- **Exercise material**
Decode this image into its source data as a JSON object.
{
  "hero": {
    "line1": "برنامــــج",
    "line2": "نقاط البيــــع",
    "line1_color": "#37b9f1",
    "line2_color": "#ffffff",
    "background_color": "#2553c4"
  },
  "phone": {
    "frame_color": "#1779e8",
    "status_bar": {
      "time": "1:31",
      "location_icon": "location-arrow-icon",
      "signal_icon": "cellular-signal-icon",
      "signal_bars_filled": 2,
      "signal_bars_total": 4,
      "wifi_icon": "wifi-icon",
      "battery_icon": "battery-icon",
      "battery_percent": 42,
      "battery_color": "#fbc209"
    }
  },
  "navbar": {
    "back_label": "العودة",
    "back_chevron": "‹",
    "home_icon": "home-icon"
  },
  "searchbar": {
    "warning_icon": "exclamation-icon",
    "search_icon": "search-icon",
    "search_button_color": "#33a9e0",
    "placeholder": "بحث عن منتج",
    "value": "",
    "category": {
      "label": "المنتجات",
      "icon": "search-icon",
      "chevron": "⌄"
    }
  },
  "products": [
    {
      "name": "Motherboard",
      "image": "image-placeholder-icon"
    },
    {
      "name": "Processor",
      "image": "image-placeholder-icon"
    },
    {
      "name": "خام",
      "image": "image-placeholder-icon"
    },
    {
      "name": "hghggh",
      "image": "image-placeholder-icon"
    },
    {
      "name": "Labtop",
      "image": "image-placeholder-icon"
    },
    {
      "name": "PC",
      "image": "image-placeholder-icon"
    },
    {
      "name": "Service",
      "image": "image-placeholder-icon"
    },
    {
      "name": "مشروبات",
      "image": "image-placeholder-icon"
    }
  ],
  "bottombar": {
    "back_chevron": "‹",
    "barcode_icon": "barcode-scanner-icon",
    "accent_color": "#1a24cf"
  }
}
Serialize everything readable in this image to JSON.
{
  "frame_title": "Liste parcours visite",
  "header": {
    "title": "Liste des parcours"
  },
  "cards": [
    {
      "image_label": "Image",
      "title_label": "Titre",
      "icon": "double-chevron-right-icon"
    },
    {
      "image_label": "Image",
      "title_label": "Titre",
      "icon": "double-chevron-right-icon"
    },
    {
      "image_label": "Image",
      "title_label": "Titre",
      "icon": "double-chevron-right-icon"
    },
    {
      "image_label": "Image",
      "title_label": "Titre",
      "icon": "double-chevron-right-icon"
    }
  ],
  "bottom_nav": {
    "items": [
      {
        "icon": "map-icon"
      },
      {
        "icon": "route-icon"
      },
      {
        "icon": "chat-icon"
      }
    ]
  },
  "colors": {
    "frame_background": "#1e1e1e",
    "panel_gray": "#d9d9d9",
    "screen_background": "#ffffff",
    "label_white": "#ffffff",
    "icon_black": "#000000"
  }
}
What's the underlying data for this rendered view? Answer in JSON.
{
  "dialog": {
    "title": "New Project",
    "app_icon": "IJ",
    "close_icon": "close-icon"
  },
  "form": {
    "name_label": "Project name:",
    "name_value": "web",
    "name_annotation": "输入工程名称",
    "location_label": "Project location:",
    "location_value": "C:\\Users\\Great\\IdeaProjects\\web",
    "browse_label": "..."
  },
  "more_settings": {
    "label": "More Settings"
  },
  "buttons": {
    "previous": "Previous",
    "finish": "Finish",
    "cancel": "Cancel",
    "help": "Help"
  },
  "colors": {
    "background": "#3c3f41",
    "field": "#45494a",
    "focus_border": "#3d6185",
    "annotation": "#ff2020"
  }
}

- **Exercise task**
Say how many lines in this material hold "data", and say nothing else.

- **Solution to the problem**
2